### TEXT EXTRACT
Birmingham CAGE Test Bench

A description of Cream ce /Argus/Glexec_wn/lcg-cE (CAGE) test installation at Birmingham.

Context

ALICE have requested Birmingham install a CreamCE, which should be able to submit jobs to all WNs supporting the ALICE VO. ATLAS does not support CreamCE submission yet, so the same WNs also need to accept jobs from a conventional lcg-CE.

ATLAS does support multi-user pilot jobs though, so the WNs must be able to execute glexec. Other GridPP? sites have tested this functionality in the context of an SCAS server. This test bench makes use of ARGUS to decide on authentication requests.

Installation

Installation of all test nodes is managed by the cfengine server on epgmo1. Below are instructions for completing the installation manually.

GLEXEC_wn

  • Setup the glite-ARGUS, glite-WN, glite-GLEXEC_wn, glite-TORQUE_client and lcg-CA yum repos.

### EXCERPTED RECORDS
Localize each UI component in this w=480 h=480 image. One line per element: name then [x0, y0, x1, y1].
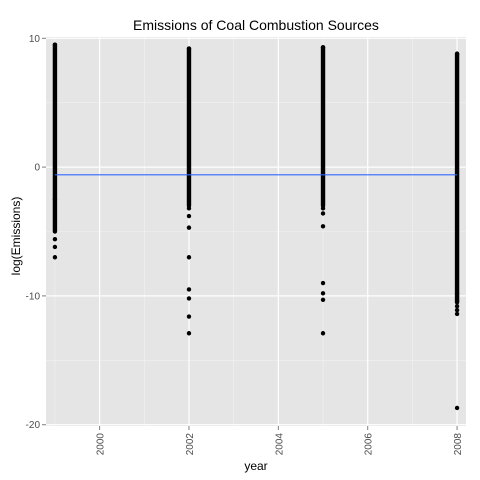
data-point — [454, 405, 460, 411]
data-point — [320, 224, 326, 229]
data-point — [52, 197, 58, 202]
x-tick-label: 2006 — [364, 433, 375, 456]
y-tick-label: 10 — [29, 34, 41, 45]
data-point — [52, 244, 58, 250]
data-point — [454, 51, 460, 56]
x-axis: 2000 2002 2004 2006 2008 — [96, 426, 464, 455]
x-tick-label: 2008 — [453, 433, 464, 456]
data-point — [186, 213, 192, 219]
y-axis: -20 -10 0 10 — [26, 34, 46, 431]
data-point — [320, 331, 326, 336]
data-point — [52, 237, 58, 242]
data-point — [320, 211, 326, 216]
x-tick-label: 2004 — [274, 433, 285, 456]
data-points — [52, 42, 460, 411]
y-axis-label: log(Emissions) — [9, 197, 23, 276]
y-tick-label: -10 — [26, 291, 41, 302]
data-point — [320, 45, 326, 50]
data-point — [186, 225, 192, 230]
y-tick-label: -20 — [26, 420, 41, 431]
data-point — [52, 255, 58, 260]
chart-title: Emissions of Coal Combustion Sources — [133, 17, 379, 33]
grid-major — [46, 37, 466, 426]
x-axis-label: year — [244, 459, 267, 473]
data-point — [320, 206, 326, 211]
data-point — [186, 287, 192, 292]
data-point — [186, 46, 192, 51]
x-tick-label: 2002 — [185, 433, 196, 456]
data-point — [52, 42, 58, 47]
y-tick-label: 0 — [34, 163, 40, 174]
data-point — [454, 307, 460, 313]
data-point — [186, 331, 192, 336]
data-point — [320, 291, 326, 296]
x-tick-label: 2000 — [96, 433, 107, 456]
data-point — [186, 206, 192, 211]
data-point — [454, 311, 460, 317]
data-point — [186, 296, 192, 301]
data-point — [454, 304, 460, 309]
data-point — [186, 314, 192, 319]
data-point — [320, 297, 326, 302]
data-point — [186, 255, 192, 260]
data-point — [320, 280, 326, 286]
data-point — [454, 291, 460, 296]
data-point — [454, 298, 460, 304]
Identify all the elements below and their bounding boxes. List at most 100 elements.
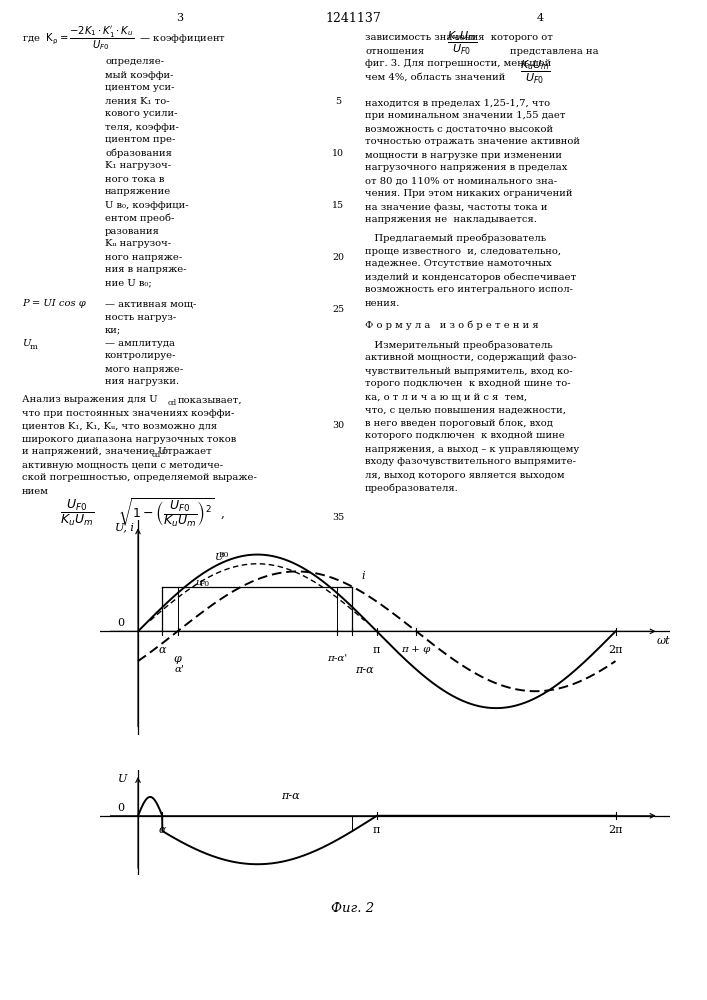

### REQUIRED TASK 1
Reproduce the part of the CAGE test bench page starting with "ALICE have requested" and going on through "lcg-CA yum repos.".
### REQUIRED TASK 2
Quote from the rows, starting with the line with "data-point — [454, 405, 460, 411]" and going on through the line with "x-tick-label: 2008 — [453, 433, 464, 456]".

### TASK SOLUTION 1
ALICE have requested Birmingham install a CreamCE, which should be able to submit jobs to all WNs supporting the ALICE VO. ATLAS does not support CreamCE submission yet, so the same WNs also need to accept jobs from a conventional lcg-CE.

ATLAS does support multi-user pilot jobs though, so the WNs must be able to execute glexec. Other GridPP? sites have tested this functionality in the context of an SCAS server. This test bench makes use of ARGUS to decide on authentication requests.

Installation

Installation of all test nodes is managed by the cfengine server on epgmo1. Below are instructions for completing the installation manually.

GLEXEC_wn

  • Setup the glite-ARGUS, glite-WN, glite-GLEXEC_wn, glite-TORQUE_client and lcg-CA yum repos.

### TASK SOLUTION 2
data-point — [454, 405, 460, 411]
data-point — [320, 224, 326, 229]
data-point — [52, 197, 58, 202]
x-tick-label: 2006 — [364, 433, 375, 456]
y-tick-label: 10 — [29, 34, 41, 45]
data-point — [52, 244, 58, 250]
data-point — [454, 51, 460, 56]
x-axis: 2000 2002 2004 2006 2008 — [96, 426, 464, 455]
x-tick-label: 2008 — [453, 433, 464, 456]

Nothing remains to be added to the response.